Job — Comb through the entries for "wall" and pull out each line that holds it.

(A run of records)
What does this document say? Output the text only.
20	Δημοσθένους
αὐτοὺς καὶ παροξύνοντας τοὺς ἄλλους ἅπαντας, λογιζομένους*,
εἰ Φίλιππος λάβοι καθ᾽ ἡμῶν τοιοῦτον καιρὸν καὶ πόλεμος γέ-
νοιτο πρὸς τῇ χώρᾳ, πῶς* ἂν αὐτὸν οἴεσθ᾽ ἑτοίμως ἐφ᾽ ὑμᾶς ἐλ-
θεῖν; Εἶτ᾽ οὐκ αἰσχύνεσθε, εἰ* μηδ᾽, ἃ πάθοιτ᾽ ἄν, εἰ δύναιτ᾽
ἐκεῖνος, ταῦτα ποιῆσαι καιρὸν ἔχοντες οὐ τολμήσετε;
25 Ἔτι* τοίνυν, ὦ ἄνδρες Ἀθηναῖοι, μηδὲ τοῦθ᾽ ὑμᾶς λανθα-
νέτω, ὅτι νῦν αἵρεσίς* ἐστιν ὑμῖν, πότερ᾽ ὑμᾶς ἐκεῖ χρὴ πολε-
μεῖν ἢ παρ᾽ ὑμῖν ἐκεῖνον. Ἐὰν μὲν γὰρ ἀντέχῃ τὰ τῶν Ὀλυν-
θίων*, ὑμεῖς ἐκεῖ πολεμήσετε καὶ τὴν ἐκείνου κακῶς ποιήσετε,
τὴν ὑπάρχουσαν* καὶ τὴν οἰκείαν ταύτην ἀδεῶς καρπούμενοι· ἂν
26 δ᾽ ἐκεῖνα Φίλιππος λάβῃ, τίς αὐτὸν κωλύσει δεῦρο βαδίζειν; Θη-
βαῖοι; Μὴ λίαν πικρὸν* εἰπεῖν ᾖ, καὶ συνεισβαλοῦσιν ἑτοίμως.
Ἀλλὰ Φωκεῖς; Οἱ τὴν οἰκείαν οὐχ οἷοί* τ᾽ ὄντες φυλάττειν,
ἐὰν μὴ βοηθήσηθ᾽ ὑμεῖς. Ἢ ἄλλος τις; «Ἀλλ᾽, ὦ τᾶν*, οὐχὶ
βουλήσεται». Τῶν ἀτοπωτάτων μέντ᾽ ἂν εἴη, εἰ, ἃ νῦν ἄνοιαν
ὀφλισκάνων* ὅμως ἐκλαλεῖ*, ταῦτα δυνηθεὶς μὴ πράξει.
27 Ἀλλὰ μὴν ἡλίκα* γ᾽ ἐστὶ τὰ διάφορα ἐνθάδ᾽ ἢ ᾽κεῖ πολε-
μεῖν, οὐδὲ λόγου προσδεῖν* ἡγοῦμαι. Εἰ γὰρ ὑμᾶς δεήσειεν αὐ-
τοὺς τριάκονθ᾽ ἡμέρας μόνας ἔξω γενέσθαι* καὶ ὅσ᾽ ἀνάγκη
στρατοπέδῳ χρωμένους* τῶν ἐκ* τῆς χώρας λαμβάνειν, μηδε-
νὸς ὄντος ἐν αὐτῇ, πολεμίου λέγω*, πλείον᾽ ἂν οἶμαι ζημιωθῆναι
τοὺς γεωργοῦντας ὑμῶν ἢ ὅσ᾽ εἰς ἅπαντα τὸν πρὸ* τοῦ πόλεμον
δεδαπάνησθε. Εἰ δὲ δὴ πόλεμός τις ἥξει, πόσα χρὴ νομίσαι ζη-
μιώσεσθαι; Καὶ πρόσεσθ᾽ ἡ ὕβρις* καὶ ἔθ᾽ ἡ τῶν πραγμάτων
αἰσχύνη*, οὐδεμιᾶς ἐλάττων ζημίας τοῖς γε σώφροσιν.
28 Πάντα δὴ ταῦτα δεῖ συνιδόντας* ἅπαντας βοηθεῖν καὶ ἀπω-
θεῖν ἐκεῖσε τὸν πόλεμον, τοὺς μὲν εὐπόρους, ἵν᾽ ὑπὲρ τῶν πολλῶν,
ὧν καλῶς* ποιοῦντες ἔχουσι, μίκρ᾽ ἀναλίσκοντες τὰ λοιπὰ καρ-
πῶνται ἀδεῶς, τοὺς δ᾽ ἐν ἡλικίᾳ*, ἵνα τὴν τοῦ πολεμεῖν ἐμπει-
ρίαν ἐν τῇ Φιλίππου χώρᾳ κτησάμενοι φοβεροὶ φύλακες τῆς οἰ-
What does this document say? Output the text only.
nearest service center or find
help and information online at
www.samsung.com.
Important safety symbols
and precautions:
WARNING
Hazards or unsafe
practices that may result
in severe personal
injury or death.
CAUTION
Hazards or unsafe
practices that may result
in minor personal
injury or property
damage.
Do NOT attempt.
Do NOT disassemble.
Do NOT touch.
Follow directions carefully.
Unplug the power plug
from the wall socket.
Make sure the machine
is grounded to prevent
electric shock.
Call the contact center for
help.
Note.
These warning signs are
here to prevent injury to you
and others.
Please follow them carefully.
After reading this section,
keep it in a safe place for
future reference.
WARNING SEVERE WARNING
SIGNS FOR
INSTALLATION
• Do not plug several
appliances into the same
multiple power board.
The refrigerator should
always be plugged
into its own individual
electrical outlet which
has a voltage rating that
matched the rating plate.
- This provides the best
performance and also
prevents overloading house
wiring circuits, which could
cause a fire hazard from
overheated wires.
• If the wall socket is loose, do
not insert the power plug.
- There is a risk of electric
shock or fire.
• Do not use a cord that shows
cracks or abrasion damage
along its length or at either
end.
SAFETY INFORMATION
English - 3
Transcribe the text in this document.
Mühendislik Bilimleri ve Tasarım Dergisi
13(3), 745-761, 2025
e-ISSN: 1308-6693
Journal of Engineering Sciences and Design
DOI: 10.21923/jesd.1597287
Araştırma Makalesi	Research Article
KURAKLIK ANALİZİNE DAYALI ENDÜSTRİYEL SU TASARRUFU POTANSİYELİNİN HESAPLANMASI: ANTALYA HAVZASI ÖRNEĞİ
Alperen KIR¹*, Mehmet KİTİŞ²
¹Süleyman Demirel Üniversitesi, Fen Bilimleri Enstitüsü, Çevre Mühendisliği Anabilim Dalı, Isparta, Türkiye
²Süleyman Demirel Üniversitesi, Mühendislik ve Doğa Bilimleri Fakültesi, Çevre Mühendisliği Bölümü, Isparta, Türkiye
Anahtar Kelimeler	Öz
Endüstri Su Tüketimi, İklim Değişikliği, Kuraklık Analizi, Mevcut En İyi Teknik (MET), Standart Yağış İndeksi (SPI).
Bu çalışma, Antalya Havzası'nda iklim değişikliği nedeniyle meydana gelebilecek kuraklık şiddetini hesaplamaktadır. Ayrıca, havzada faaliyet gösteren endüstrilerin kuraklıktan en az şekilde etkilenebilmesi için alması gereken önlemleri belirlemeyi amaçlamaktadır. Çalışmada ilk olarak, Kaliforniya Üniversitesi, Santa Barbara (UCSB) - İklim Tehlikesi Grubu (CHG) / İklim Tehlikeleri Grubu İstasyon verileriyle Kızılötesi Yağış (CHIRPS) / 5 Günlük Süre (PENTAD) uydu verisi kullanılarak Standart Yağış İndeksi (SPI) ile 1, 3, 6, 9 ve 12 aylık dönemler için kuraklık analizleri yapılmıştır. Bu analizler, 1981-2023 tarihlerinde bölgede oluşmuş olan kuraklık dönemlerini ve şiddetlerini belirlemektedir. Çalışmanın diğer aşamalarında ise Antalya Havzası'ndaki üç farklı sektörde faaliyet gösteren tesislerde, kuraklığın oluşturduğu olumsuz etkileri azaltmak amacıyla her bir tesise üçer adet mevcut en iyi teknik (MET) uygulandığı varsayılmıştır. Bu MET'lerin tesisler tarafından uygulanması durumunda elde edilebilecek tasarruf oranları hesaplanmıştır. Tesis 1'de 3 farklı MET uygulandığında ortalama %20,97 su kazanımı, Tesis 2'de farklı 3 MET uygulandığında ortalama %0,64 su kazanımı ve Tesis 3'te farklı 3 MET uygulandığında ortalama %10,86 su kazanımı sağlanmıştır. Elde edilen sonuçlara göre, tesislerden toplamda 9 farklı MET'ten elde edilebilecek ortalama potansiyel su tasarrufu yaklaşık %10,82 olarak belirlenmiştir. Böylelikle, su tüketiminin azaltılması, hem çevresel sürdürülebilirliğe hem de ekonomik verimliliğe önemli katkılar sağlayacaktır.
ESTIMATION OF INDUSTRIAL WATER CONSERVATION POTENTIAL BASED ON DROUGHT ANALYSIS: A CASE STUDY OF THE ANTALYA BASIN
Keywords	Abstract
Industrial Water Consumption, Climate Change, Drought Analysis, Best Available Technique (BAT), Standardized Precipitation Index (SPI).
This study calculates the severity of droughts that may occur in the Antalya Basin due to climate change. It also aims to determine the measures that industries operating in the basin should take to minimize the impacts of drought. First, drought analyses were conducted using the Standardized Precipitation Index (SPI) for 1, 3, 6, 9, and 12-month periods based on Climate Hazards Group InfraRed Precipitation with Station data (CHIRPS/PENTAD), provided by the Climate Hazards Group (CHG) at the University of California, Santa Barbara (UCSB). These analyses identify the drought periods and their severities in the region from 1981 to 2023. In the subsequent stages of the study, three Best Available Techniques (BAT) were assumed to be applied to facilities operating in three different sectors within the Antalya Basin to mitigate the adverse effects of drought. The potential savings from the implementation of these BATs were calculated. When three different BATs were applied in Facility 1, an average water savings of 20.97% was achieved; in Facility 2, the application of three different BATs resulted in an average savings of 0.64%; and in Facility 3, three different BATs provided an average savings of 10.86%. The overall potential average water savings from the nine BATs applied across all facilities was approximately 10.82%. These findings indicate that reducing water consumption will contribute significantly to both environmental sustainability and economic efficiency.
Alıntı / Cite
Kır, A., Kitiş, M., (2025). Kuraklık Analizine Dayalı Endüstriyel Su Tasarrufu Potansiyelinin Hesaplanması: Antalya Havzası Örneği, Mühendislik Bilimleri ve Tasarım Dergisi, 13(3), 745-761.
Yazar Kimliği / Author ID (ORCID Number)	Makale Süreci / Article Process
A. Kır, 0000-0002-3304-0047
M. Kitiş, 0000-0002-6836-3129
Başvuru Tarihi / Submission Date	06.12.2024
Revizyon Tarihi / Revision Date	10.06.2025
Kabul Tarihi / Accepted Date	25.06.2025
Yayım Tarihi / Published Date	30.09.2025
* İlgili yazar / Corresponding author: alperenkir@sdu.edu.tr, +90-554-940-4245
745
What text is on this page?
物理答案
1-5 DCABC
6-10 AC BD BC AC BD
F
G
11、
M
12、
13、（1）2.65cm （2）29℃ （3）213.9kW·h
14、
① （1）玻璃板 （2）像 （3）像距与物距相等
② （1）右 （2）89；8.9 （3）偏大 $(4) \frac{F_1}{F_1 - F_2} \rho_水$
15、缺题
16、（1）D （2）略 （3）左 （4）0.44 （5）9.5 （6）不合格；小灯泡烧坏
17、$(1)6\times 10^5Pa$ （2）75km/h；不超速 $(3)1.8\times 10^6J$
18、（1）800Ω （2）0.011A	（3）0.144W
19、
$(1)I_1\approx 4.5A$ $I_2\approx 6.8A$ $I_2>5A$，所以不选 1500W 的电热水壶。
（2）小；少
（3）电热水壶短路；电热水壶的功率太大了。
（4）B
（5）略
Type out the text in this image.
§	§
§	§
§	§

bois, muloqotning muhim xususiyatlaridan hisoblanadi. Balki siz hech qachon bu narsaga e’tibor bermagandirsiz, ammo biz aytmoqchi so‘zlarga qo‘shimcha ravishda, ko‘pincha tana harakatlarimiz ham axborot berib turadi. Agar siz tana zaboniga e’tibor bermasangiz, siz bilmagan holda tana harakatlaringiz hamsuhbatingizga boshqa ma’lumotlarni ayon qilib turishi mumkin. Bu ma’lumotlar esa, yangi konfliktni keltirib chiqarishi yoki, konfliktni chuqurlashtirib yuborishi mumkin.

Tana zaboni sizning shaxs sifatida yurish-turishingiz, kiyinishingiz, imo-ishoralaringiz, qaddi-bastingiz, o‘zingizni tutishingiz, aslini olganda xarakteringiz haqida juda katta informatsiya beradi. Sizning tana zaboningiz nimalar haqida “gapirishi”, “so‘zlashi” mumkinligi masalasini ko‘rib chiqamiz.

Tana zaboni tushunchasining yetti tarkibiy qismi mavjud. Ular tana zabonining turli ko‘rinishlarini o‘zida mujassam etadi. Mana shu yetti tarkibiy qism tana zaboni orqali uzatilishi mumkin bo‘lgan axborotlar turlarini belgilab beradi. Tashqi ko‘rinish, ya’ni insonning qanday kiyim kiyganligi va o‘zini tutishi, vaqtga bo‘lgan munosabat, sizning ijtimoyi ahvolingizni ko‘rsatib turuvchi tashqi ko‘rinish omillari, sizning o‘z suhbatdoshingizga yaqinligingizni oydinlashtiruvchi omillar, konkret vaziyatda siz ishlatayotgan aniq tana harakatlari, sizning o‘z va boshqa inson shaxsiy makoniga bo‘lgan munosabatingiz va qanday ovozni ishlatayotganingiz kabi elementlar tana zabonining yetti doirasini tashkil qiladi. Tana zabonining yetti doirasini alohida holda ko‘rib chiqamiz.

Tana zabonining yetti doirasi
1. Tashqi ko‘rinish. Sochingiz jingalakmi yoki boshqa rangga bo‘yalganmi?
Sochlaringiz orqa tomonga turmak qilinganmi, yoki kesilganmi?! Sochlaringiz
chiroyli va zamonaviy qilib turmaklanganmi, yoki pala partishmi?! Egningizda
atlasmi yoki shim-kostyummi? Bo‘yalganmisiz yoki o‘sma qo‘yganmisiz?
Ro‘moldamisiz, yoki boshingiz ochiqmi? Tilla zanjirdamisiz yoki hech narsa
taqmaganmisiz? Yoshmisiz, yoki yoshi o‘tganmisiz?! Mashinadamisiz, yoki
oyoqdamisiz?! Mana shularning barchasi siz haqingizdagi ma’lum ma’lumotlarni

Complete output —
from the wall socket.
• If the wall socket is loose, do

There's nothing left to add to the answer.